[Data entries]
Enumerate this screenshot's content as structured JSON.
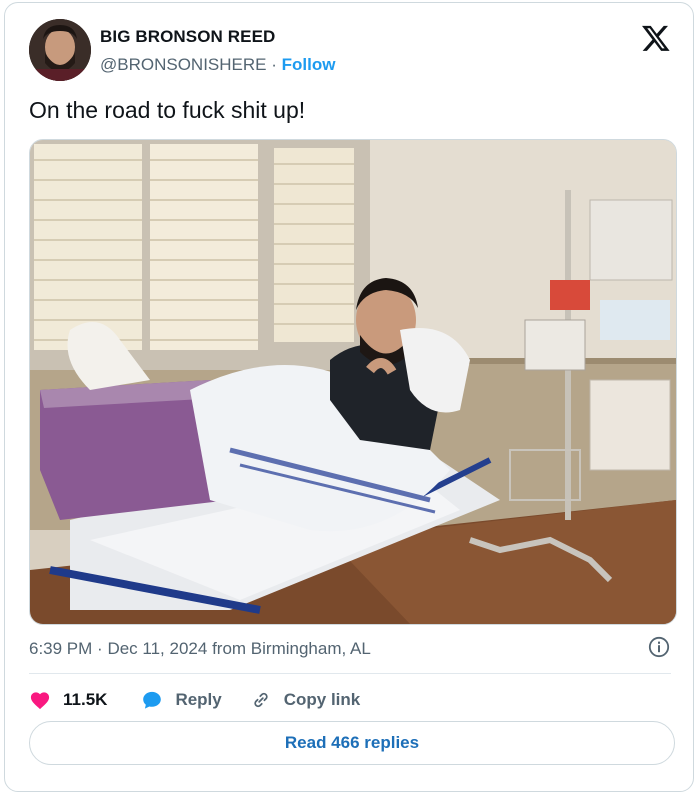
{
  "author": {
    "name": "BIG BRONSON REED",
    "handle": "@BRONSONISHERE",
    "separator": "·",
    "follow_label": "Follow"
  },
  "tweet": {
    "text": "On the road to fuck shit up!",
    "time": "6:39 PM",
    "date": "Dec 11, 2024",
    "location": "from Birmingham, AL",
    "meta_separator": "·"
  },
  "actions": {
    "likes_count": "11.5K",
    "reply_label": "Reply",
    "copy_link_label": "Copy link",
    "read_replies_label": "Read 466 replies"
  },
  "icons": {
    "platform": "x-logo-icon",
    "info": "info-icon",
    "like": "heart-icon",
    "reply": "reply-bubble-icon",
    "copy": "link-icon"
  },
  "colors": {
    "like": "#f91880",
    "reply_icon": "#1d9bf0",
    "follow": "#1d9bf0",
    "read_replies": "#1d6fb8"
  }
}
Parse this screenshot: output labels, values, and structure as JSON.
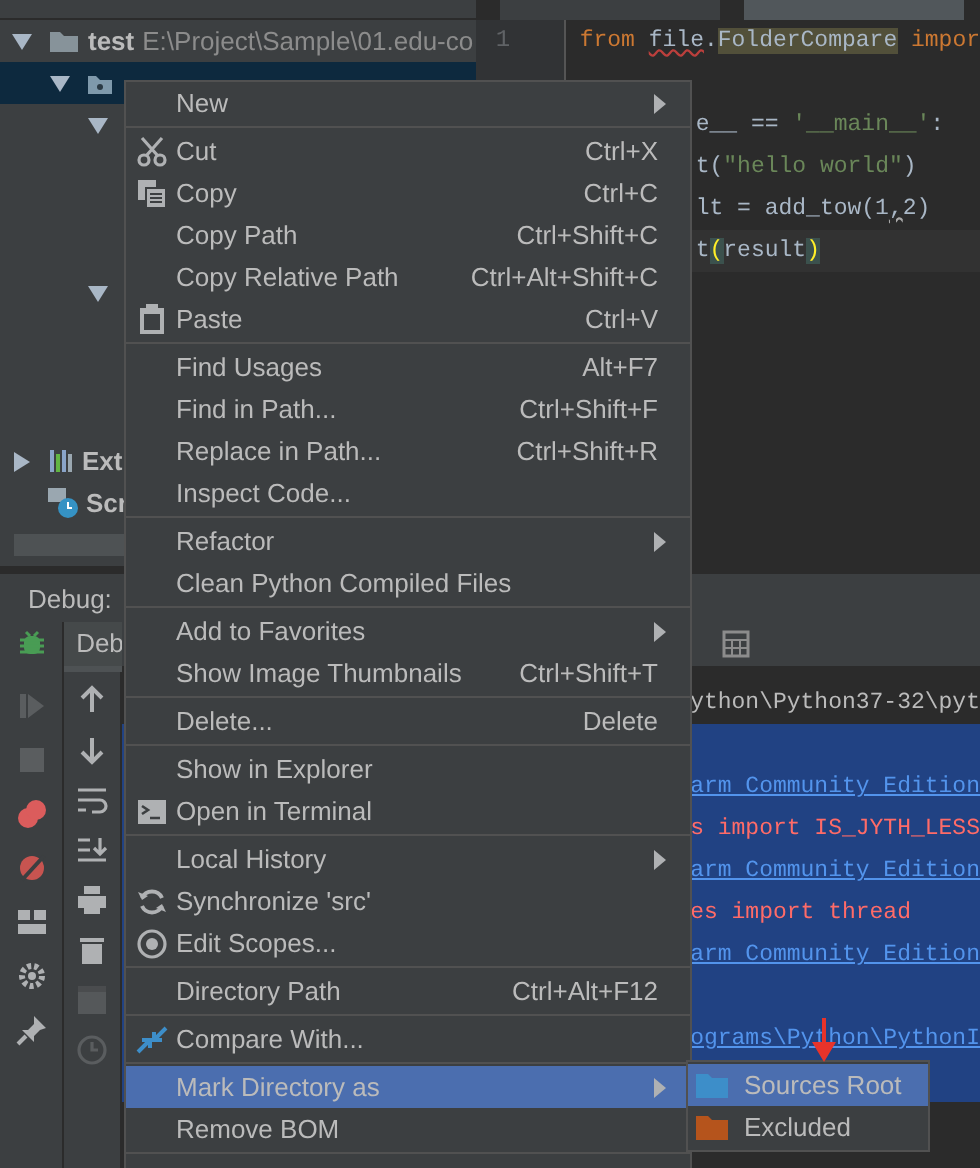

**Work to be completed**
Pictures in the records above are not copied; print everything else exactly.

**Answer to the problem**
Enumerate this screenshot's content as structured JSON.
{
  "author": {
    "name": "BIG BRONSON REED",
    "handle": "@BRONSONISHERE",
    "separator": "·",
    "follow_label": "Follow"
  },
  "tweet": {
    "text": "On the road to fuck shit up!",
    "time": "6:39 PM",
    "date": "Dec 11, 2024",
    "location": "from Birmingham, AL",
    "meta_separator": "·"
  },
  "actions": {
    "likes_count": "11.5K",
    "reply_label": "Reply",
    "copy_link_label": "Copy link",
    "read_replies_label": "Read 466 replies"
  },
  "icons": {
    "platform": "x-logo-icon",
    "info": "info-icon",
    "like": "heart-icon",
    "reply": "reply-bubble-icon",
    "copy": "link-icon"
  },
  "colors": {
    "like": "#f91880",
    "reply_icon": "#1d9bf0",
    "follow": "#1d9bf0",
    "read_replies": "#1d6fb8"
  }
}
Parse this screenshot: output labels, values, and structure as JSON.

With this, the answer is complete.